## What you need to do
Each line that holds the string "title" counts once; say how many such lines there are and add nothing.

## Materials provided
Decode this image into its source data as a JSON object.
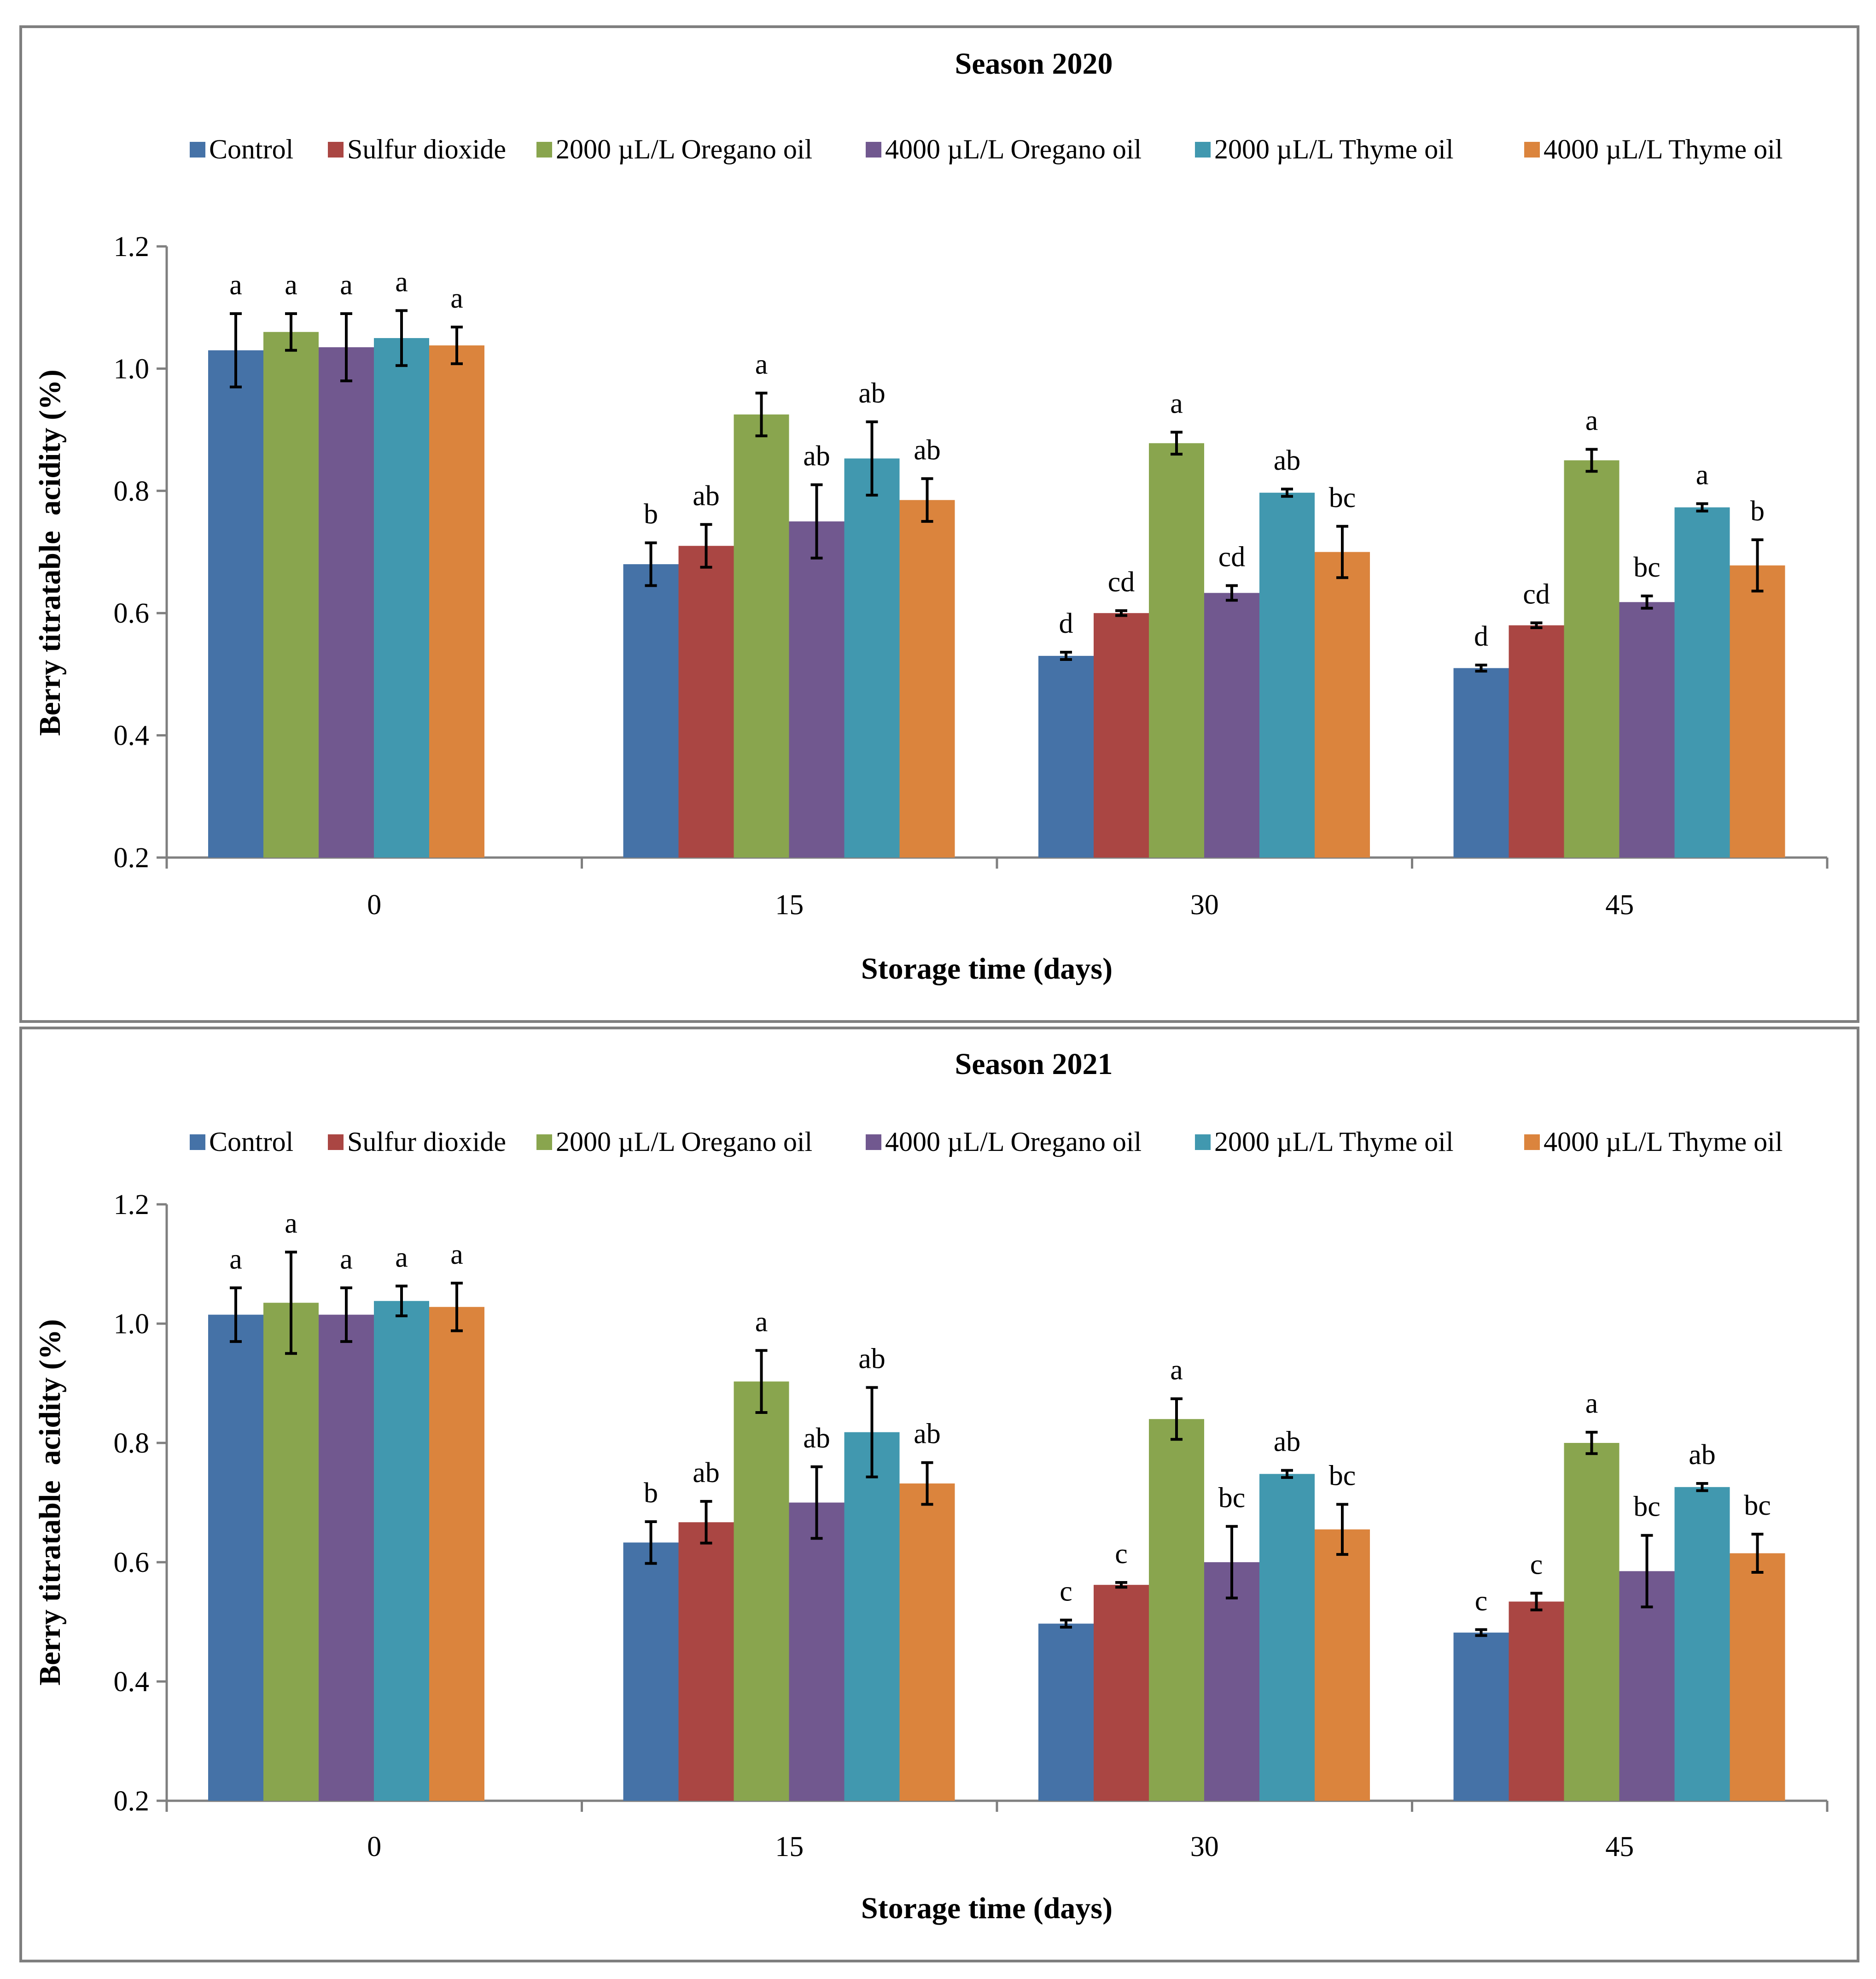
{
  "chart_data": [
    {
      "type": "bar",
      "title": "Season 2020",
      "xlabel": "Storage time (days)",
      "ylabel": "Berry titratable  acidity (%)",
      "categories": [
        "0",
        "15",
        "30",
        "45"
      ],
      "ylim": [
        0.2,
        1.2
      ],
      "yticks": [
        "0.2",
        "0.4",
        "0.6",
        "0.8",
        "1.0",
        "1.2"
      ],
      "legend_position": "top",
      "series": [
        {
          "name": "Control",
          "color": "#4572a7",
          "values": [
            1.03,
            0.68,
            0.53,
            0.51
          ],
          "errors": [
            0.06,
            0.035,
            0.006,
            0.005
          ],
          "labels": [
            "a",
            "b",
            "d",
            "d"
          ]
        },
        {
          "name": "Sulfur dioxide",
          "color": "#aa4643",
          "values": [
            null,
            0.71,
            0.6,
            0.58
          ],
          "errors": [
            null,
            0.035,
            0.004,
            0.004
          ],
          "labels": [
            "",
            "ab",
            "cd",
            "cd"
          ]
        },
        {
          "name": "2000 µL/L Oregano oil",
          "color": "#89a54e",
          "values": [
            1.06,
            0.925,
            0.878,
            0.85
          ],
          "errors": [
            0.03,
            0.035,
            0.018,
            0.018
          ],
          "labels": [
            "a",
            "a",
            "a",
            "a"
          ]
        },
        {
          "name": "4000 µL/L Oregano oil",
          "color": "#71588f",
          "values": [
            1.035,
            0.75,
            0.633,
            0.618
          ],
          "errors": [
            0.055,
            0.06,
            0.012,
            0.01
          ],
          "labels": [
            "a",
            "ab",
            "cd",
            "bc"
          ]
        },
        {
          "name": "2000 µL/L Thyme oil",
          "color": "#4198af",
          "values": [
            1.05,
            0.853,
            0.797,
            0.773
          ],
          "errors": [
            0.045,
            0.06,
            0.006,
            0.006
          ],
          "labels": [
            "a",
            "ab",
            "ab",
            "a"
          ]
        },
        {
          "name": "4000 µL/L Thyme oil",
          "color": "#db843d",
          "values": [
            1.038,
            0.785,
            0.7,
            0.678
          ],
          "errors": [
            0.03,
            0.035,
            0.042,
            0.042
          ],
          "labels": [
            "a",
            "ab",
            "bc",
            "b"
          ]
        }
      ]
    },
    {
      "type": "bar",
      "title": "Season 2021",
      "xlabel": "Storage time (days)",
      "ylabel": "Berry titratable  acidity (%)",
      "categories": [
        "0",
        "15",
        "30",
        "45"
      ],
      "ylim": [
        0.2,
        1.2
      ],
      "yticks": [
        "0.2",
        "0.4",
        "0.6",
        "0.8",
        "1.0",
        "1.2"
      ],
      "legend_position": "top",
      "series": [
        {
          "name": "Control",
          "color": "#4572a7",
          "values": [
            1.015,
            0.633,
            0.497,
            0.482
          ],
          "errors": [
            0.045,
            0.035,
            0.006,
            0.005
          ],
          "labels": [
            "a",
            "b",
            "c",
            "c"
          ]
        },
        {
          "name": "Sulfur dioxide",
          "color": "#aa4643",
          "values": [
            null,
            0.667,
            0.562,
            0.534
          ],
          "errors": [
            null,
            0.035,
            0.004,
            0.014
          ],
          "labels": [
            "",
            "ab",
            "c",
            "c"
          ]
        },
        {
          "name": "2000 µL/L Oregano oil",
          "color": "#89a54e",
          "values": [
            1.035,
            0.903,
            0.84,
            0.8
          ],
          "errors": [
            0.085,
            0.052,
            0.034,
            0.018
          ],
          "labels": [
            "a",
            "a",
            "a",
            "a"
          ]
        },
        {
          "name": "4000 µL/L Oregano oil",
          "color": "#71588f",
          "values": [
            1.015,
            0.7,
            0.6,
            0.585
          ],
          "errors": [
            0.045,
            0.06,
            0.06,
            0.06
          ],
          "labels": [
            "a",
            "ab",
            "bc",
            "bc"
          ]
        },
        {
          "name": "2000 µL/L Thyme oil",
          "color": "#4198af",
          "values": [
            1.038,
            0.818,
            0.748,
            0.726
          ],
          "errors": [
            0.025,
            0.075,
            0.006,
            0.006
          ],
          "labels": [
            "a",
            "ab",
            "ab",
            "ab"
          ]
        },
        {
          "name": "4000 µL/L Thyme oil",
          "color": "#db843d",
          "values": [
            1.028,
            0.732,
            0.655,
            0.615
          ],
          "errors": [
            0.04,
            0.035,
            0.042,
            0.032
          ],
          "labels": [
            "a",
            "ab",
            "bc",
            "bc"
          ]
        }
      ]
    }
  ]
}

## Expected answer
2